- WHAT THE TASK ASKS -
Please give the data below again in full, exactly as it stands.
____ EXCERPTED RECORDS
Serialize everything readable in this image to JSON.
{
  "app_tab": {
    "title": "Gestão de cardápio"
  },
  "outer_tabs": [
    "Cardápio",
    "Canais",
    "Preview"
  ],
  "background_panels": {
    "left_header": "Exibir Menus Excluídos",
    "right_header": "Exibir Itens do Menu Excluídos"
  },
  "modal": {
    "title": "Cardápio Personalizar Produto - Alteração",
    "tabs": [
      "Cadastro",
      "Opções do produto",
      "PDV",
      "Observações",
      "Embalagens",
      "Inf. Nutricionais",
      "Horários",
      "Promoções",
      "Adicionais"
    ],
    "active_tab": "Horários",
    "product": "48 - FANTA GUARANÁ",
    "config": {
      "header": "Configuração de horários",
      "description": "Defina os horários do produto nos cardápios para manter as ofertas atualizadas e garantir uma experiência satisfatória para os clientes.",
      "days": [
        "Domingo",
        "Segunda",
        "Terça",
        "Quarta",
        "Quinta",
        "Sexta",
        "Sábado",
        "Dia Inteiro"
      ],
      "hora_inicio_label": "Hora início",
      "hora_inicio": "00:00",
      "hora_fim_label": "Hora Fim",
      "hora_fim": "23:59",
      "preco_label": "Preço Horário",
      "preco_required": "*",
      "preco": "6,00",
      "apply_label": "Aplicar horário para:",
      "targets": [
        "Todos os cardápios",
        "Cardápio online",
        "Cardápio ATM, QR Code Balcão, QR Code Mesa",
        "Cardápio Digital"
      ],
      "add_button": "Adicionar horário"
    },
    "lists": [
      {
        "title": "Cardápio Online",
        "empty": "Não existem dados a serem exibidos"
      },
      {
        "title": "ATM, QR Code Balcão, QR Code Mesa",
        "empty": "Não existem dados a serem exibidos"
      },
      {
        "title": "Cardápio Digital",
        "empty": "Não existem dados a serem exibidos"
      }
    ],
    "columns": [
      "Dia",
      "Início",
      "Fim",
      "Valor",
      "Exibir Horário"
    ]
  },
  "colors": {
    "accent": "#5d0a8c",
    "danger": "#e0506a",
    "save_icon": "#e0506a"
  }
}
________
- TASK SOLUTION -
Serialize everything readable in this image to JSON.
{
  "app_tab": {
    "title": "Gestão de cardápio"
  },
  "outer_tabs": [
    "Cardápio",
    "Canais",
    "Preview"
  ],
  "background_panels": {
    "left_header": "Exibir Menus Excluídos",
    "right_header": "Exibir Itens do Menu Excluídos"
  },
  "modal": {
    "title": "Cardápio Personalizar Produto - Alteração",
    "tabs": [
      "Cadastro",
      "Opções do produto",
      "PDV",
      "Observações",
      "Embalagens",
      "Inf. Nutricionais",
      "Horários",
      "Promoções",
      "Adicionais"
    ],
    "active_tab": "Horários",
    "product": "48 - FANTA GUARANÁ",
    "config": {
      "header": "Configuração de horários",
      "description": "Defina os horários do produto nos cardápios para manter as ofertas atualizadas e garantir uma experiência satisfatória para os clientes.",
      "days": [
        "Domingo",
        "Segunda",
        "Terça",
        "Quarta",
        "Quinta",
        "Sexta",
        "Sábado",
        "Dia Inteiro"
      ],
      "hora_inicio_label": "Hora início",
      "hora_inicio": "00:00",
      "hora_fim_label": "Hora Fim",
      "hora_fim": "23:59",
      "preco_label": "Preço Horário",
      "preco_required": "*",
      "preco": "6,00",
      "apply_label": "Aplicar horário para:",
      "targets": [
        "Todos os cardápios",
        "Cardápio online",
        "Cardápio ATM, QR Code Balcão, QR Code Mesa",
        "Cardápio Digital"
      ],
      "add_button": "Adicionar horário"
    },
    "lists": [
      {
        "title": "Cardápio Online",
        "empty": "Não existem dados a serem exibidos"
      },
      {
        "title": "ATM, QR Code Balcão, QR Code Mesa",
        "empty": "Não existem dados a serem exibidos"
      },
      {
        "title": "Cardápio Digital",
        "empty": "Não existem dados a serem exibidos"
      }
    ],
    "columns": [
      "Dia",
      "Início",
      "Fim",
      "Valor",
      "Exibir Horário"
    ]
  },
  "colors": {
    "accent": "#5d0a8c",
    "danger": "#e0506a",
    "save_icon": "#e0506a"
  }
}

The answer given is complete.